### Material supplied
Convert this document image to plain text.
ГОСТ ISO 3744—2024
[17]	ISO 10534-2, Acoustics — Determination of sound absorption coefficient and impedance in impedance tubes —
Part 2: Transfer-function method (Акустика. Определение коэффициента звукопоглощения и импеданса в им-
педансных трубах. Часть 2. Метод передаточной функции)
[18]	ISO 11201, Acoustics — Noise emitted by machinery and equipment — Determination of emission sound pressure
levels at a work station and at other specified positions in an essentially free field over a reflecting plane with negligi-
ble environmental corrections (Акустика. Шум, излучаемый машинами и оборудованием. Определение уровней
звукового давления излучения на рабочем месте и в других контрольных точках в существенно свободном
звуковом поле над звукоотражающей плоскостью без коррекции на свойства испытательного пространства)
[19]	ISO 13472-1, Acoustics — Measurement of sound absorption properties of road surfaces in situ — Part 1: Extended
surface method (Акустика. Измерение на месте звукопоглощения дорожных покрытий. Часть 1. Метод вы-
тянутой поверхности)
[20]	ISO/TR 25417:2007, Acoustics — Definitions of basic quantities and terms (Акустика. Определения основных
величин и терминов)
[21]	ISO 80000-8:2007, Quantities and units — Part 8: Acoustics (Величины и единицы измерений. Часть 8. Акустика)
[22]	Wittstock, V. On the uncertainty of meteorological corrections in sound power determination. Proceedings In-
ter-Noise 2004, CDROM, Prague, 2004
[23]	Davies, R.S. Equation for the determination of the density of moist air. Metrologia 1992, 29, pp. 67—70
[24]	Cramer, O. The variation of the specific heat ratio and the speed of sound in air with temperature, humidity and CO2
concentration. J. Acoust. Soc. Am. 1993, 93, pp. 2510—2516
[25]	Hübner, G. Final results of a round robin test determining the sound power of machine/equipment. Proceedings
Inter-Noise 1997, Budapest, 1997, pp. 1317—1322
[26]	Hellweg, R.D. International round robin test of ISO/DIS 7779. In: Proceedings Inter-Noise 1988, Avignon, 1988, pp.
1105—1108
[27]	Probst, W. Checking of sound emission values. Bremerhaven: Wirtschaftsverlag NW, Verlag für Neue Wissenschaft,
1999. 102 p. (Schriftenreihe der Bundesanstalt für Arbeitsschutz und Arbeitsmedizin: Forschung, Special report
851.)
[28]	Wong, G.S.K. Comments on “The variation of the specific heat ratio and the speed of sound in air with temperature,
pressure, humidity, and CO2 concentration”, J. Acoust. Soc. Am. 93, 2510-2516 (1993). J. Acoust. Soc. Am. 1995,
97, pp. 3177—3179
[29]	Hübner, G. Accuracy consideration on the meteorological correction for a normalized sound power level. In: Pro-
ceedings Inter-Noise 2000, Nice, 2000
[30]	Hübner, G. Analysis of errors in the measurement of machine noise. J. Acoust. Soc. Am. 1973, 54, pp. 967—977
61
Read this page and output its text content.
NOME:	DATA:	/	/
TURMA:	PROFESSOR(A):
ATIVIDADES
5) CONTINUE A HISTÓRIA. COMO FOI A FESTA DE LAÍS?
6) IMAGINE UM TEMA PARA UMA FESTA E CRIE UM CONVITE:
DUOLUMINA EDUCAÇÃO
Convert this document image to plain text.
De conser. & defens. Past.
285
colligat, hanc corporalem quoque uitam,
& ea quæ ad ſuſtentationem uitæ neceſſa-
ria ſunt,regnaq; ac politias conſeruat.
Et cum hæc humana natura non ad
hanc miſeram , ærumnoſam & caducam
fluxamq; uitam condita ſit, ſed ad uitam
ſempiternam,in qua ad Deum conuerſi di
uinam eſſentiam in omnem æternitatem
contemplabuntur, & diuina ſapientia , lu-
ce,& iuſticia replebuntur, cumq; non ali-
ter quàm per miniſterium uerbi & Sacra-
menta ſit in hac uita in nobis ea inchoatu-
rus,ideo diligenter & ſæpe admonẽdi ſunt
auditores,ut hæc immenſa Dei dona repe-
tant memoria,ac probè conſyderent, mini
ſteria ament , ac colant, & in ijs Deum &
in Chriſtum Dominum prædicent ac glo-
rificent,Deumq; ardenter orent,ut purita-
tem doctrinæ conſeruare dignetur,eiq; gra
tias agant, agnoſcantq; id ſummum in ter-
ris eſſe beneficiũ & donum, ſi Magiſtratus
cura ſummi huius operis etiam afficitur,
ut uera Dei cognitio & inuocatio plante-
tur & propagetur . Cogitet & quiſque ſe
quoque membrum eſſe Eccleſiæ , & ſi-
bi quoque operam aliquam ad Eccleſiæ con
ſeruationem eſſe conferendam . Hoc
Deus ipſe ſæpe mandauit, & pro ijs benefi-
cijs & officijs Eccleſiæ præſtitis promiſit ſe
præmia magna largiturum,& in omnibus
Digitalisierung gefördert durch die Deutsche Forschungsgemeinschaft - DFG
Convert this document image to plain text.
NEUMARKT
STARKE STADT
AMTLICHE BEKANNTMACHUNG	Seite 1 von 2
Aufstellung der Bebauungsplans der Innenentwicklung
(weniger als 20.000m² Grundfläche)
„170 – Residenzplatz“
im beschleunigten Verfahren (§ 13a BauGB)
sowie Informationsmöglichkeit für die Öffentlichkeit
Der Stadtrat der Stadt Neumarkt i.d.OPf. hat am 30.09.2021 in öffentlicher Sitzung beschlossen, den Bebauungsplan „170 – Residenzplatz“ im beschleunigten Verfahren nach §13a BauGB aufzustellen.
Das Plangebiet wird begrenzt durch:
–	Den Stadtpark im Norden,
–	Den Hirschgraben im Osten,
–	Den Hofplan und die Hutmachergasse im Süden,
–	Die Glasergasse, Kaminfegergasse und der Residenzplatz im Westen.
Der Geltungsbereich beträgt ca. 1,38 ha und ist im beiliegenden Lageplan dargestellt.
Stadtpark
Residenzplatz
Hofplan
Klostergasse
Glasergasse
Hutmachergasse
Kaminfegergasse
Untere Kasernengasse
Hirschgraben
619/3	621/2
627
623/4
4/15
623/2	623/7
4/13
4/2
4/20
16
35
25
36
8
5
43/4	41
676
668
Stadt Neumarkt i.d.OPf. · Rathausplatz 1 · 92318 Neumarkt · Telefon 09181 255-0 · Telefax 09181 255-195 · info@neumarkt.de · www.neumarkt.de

### What you should do
Each line in the data that holds the string "speed" should be found and copied.

### Worked solution
[24]	Cramer, O. The variation of the specific heat ratio and the speed of sound in air with temperature, humidity and CO2
[28]	Wong, G.S.K. Comments on “The variation of the specific heat ratio and the speed of sound in air with temperature,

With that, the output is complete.